== Aim of the task ==
Which lines contain the word "continue"? Return each of them as written.

(Saved data entries)

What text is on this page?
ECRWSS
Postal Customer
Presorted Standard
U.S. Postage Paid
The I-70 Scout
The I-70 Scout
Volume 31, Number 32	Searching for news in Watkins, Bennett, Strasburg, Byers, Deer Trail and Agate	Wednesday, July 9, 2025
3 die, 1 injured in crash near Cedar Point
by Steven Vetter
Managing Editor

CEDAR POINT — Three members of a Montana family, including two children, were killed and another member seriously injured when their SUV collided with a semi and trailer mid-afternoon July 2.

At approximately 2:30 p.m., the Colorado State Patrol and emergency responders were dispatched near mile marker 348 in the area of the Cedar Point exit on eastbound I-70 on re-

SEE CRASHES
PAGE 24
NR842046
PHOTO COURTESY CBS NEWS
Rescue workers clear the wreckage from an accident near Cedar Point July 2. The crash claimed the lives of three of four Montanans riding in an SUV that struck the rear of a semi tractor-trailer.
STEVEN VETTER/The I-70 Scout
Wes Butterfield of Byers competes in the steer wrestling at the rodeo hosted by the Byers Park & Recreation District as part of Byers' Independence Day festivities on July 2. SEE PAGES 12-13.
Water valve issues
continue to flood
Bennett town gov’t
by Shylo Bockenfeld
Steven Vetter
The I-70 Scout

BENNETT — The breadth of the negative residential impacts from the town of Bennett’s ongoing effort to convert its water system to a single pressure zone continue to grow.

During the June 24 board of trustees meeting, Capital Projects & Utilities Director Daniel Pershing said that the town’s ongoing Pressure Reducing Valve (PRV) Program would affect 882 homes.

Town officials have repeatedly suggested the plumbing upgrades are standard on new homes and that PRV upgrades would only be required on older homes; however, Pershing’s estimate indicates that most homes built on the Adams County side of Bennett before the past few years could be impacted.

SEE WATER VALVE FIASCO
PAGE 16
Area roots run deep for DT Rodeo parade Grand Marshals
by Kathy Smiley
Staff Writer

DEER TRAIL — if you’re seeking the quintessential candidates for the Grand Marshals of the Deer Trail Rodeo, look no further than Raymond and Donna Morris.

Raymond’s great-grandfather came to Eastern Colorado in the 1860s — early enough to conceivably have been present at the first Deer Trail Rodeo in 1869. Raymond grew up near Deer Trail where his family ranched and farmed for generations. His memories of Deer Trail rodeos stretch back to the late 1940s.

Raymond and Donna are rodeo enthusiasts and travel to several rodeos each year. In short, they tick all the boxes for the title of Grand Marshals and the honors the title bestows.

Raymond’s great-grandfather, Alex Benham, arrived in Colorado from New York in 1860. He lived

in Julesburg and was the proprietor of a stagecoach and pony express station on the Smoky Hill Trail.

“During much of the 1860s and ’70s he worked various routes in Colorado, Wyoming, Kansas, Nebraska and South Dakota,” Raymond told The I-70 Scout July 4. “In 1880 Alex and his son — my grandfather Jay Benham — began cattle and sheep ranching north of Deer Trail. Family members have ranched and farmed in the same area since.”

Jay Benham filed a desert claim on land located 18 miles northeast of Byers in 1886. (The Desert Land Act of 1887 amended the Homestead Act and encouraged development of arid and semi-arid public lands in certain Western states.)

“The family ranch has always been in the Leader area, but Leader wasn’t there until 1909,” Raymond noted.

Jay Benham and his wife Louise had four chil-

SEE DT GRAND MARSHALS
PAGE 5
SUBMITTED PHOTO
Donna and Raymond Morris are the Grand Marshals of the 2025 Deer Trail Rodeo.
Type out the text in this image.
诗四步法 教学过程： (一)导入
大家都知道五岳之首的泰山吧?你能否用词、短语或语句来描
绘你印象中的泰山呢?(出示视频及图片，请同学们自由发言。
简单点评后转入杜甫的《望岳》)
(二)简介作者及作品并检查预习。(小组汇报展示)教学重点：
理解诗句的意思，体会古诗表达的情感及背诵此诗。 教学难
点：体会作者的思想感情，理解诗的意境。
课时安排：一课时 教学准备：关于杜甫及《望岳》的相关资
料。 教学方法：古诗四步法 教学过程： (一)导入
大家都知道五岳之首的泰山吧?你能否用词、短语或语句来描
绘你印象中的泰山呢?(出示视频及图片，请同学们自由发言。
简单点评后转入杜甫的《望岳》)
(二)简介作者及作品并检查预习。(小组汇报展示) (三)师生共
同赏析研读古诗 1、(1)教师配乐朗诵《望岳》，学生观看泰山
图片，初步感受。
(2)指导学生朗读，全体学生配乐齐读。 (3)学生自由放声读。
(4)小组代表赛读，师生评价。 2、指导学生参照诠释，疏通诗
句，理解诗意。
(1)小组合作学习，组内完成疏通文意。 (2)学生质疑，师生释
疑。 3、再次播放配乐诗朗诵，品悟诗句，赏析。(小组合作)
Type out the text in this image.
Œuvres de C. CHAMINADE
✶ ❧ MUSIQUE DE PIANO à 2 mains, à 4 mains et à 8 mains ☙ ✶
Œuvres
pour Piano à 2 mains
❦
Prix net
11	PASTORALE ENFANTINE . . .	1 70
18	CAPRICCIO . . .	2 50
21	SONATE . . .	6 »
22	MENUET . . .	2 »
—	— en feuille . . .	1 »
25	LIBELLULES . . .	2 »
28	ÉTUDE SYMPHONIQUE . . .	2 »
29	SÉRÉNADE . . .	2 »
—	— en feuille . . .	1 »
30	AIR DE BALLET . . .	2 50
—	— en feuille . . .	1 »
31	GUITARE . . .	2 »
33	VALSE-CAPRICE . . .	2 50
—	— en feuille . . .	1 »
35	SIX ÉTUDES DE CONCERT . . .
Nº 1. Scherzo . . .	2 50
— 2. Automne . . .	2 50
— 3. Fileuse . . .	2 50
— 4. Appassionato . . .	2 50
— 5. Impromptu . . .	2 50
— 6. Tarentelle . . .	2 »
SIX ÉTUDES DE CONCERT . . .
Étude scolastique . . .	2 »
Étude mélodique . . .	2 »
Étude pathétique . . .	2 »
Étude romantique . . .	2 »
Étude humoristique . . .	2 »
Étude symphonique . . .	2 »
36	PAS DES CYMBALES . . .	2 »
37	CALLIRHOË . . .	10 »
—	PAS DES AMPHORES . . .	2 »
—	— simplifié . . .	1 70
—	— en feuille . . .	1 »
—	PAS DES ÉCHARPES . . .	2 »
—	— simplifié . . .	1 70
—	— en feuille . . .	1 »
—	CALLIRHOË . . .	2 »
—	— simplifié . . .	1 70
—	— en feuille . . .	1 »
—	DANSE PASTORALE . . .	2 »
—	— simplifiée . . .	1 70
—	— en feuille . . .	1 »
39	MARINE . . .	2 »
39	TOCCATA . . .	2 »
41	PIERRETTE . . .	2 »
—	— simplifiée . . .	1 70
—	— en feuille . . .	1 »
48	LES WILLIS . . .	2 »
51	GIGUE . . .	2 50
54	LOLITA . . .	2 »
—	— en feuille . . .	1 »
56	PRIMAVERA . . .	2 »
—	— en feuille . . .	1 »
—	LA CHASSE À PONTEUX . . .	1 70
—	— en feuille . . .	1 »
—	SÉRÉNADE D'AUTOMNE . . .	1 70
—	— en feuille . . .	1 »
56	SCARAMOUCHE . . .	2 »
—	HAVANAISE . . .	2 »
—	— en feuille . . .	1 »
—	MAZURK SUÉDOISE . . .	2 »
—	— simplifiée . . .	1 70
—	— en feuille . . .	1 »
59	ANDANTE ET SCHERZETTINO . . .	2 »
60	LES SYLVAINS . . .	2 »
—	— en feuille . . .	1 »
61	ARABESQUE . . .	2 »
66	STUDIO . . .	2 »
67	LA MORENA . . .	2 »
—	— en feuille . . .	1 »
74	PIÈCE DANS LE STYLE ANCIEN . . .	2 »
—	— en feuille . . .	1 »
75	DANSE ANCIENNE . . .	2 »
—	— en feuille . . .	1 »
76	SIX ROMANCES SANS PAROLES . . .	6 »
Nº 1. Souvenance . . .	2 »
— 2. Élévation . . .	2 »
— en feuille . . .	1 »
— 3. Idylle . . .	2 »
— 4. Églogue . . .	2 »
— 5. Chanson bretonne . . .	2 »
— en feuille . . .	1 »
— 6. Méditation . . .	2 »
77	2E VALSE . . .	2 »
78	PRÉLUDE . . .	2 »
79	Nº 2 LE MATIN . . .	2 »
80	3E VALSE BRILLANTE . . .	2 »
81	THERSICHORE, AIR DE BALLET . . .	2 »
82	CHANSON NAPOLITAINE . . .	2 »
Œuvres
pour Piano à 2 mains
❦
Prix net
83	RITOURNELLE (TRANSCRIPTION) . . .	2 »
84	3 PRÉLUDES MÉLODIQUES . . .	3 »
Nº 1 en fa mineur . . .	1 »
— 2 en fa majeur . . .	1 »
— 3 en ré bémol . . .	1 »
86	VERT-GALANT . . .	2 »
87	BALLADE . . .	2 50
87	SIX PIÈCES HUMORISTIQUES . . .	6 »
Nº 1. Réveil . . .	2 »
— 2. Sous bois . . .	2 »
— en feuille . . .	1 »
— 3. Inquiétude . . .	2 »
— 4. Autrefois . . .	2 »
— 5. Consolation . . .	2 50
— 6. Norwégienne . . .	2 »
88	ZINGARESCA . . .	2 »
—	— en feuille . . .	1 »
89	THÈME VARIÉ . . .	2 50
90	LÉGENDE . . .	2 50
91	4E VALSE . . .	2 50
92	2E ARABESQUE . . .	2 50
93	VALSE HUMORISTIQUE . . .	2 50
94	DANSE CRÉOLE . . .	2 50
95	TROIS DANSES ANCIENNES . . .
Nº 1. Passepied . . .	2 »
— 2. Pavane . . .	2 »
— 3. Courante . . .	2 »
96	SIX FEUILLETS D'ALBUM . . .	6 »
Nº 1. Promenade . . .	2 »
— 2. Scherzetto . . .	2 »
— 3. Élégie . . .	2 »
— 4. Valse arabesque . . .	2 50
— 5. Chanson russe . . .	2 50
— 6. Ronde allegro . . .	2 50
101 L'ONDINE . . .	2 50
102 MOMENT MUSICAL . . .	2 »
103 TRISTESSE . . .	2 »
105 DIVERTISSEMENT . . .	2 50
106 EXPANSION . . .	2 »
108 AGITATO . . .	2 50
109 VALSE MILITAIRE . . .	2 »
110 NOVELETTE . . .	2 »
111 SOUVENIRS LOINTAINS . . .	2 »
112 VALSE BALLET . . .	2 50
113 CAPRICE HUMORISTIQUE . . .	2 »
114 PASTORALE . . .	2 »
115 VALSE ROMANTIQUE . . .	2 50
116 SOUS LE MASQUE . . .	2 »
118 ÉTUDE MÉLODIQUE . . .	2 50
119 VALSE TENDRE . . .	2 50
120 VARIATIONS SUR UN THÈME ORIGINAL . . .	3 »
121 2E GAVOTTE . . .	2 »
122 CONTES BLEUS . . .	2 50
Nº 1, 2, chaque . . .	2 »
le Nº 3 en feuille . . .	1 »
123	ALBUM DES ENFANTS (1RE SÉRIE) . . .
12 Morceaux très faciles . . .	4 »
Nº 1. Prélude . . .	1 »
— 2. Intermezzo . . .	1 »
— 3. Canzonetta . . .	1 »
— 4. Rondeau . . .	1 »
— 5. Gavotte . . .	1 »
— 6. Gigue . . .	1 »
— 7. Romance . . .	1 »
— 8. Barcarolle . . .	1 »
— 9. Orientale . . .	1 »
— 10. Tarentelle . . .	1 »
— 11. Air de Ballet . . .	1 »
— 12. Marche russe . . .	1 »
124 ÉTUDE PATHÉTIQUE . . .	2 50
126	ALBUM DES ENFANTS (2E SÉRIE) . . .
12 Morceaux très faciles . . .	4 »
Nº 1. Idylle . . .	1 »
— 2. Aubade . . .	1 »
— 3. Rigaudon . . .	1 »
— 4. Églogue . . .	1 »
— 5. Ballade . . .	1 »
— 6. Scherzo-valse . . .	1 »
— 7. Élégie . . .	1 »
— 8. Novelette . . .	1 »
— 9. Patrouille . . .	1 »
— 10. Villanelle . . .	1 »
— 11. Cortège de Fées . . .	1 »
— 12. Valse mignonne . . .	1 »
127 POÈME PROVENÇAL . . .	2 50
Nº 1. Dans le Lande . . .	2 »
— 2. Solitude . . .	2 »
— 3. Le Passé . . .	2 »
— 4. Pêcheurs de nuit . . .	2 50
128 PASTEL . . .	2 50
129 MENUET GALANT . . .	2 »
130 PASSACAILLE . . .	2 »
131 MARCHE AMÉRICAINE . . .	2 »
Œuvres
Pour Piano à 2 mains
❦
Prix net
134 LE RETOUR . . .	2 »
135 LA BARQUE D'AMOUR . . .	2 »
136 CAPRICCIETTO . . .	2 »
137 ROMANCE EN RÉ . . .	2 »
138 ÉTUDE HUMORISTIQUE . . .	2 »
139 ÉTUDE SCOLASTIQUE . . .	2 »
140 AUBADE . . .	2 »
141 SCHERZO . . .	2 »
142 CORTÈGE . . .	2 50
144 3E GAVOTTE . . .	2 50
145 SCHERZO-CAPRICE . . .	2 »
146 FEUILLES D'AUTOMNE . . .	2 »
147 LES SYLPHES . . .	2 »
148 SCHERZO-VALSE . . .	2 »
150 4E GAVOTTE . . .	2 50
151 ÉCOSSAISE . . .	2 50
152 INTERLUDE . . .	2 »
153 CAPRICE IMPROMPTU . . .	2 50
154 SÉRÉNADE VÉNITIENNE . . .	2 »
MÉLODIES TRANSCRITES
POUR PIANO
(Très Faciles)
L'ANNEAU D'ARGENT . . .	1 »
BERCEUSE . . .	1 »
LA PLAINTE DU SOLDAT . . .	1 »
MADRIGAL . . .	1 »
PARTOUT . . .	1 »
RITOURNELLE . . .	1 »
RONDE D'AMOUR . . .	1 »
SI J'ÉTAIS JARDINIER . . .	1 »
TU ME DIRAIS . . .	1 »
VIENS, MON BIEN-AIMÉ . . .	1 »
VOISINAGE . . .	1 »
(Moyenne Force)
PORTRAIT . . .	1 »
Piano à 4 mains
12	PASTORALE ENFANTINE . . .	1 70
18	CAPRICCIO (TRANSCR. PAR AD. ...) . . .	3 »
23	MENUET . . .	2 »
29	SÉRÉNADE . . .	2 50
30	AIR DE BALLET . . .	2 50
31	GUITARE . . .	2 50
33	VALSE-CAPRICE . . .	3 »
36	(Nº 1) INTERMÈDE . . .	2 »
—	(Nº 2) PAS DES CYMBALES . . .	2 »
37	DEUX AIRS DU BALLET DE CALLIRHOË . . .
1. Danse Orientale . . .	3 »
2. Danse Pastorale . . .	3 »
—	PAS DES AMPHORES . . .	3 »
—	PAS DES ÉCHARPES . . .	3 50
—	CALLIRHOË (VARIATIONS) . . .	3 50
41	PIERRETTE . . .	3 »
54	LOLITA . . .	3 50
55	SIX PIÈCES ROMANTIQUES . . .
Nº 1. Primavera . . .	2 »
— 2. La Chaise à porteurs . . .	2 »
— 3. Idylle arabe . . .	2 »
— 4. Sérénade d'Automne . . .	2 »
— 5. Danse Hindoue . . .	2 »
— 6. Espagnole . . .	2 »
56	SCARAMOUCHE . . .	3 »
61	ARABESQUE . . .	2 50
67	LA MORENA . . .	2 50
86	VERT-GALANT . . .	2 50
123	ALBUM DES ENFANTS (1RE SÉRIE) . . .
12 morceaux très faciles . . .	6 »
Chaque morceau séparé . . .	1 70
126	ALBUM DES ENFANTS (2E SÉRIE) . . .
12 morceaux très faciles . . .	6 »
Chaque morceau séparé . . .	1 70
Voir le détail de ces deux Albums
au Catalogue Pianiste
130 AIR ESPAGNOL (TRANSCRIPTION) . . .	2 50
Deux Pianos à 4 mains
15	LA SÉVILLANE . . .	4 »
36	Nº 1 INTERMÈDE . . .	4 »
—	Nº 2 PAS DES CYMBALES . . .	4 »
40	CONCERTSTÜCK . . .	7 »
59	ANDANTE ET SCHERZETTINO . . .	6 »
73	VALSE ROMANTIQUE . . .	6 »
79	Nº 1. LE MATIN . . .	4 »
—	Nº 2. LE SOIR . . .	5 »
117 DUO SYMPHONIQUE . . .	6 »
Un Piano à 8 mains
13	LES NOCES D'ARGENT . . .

== Response for this exercise ==
continue to flood
BENNETT — The breadth of the negative residential impacts from the town of Bennett’s ongoing effort to convert its water system to a single pressure zone continue to grow.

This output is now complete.